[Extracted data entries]

• • • • • • •

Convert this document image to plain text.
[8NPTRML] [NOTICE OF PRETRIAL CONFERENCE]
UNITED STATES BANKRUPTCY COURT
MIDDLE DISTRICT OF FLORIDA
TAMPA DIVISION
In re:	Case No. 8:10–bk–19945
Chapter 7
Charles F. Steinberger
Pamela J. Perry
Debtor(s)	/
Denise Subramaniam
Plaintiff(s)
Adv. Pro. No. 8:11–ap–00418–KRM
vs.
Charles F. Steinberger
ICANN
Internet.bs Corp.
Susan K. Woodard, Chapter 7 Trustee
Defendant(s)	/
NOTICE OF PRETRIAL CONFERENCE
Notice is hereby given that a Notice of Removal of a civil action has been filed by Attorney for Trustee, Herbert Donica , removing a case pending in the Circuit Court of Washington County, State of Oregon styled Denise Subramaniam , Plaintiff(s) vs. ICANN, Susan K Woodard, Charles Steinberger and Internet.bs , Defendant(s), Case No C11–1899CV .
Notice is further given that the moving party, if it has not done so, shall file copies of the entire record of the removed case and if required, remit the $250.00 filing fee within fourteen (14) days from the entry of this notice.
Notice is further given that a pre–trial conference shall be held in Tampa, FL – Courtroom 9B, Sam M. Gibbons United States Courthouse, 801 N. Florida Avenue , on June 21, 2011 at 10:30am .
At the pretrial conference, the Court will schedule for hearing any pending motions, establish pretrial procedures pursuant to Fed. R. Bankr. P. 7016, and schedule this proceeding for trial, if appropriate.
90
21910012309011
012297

• • • • • • •

Requirements: Exactly reproduce every record.

Reply to the exercise:
Convert this document image to plain text.
[8NPTRML] [NOTICE OF PRETRIAL CONFERENCE]
UNITED STATES BANKRUPTCY COURT
MIDDLE DISTRICT OF FLORIDA
TAMPA DIVISION
In re:	Case No. 8:10–bk–19945
Chapter 7
Charles F. Steinberger
Pamela J. Perry
Debtor(s)	/
Denise Subramaniam
Plaintiff(s)
Adv. Pro. No. 8:11–ap–00418–KRM
vs.
Charles F. Steinberger
ICANN
Internet.bs Corp.
Susan K. Woodard, Chapter 7 Trustee
Defendant(s)	/
NOTICE OF PRETRIAL CONFERENCE
Notice is hereby given that a Notice of Removal of a civil action has been filed by Attorney for Trustee, Herbert Donica , removing a case pending in the Circuit Court of Washington County, State of Oregon styled Denise Subramaniam , Plaintiff(s) vs. ICANN, Susan K Woodard, Charles Steinberger and Internet.bs , Defendant(s), Case No C11–1899CV .
Notice is further given that the moving party, if it has not done so, shall file copies of the entire record of the removed case and if required, remit the $250.00 filing fee within fourteen (14) days from the entry of this notice.
Notice is further given that a pre–trial conference shall be held in Tampa, FL – Courtroom 9B, Sam M. Gibbons United States Courthouse, 801 N. Florida Avenue , on June 21, 2011 at 10:30am .
At the pretrial conference, the Court will schedule for hearing any pending motions, establish pretrial procedures pursuant to Fed. R. Bankr. P. 7016, and schedule this proceeding for trial, if appropriate.
90
21910012309011
012297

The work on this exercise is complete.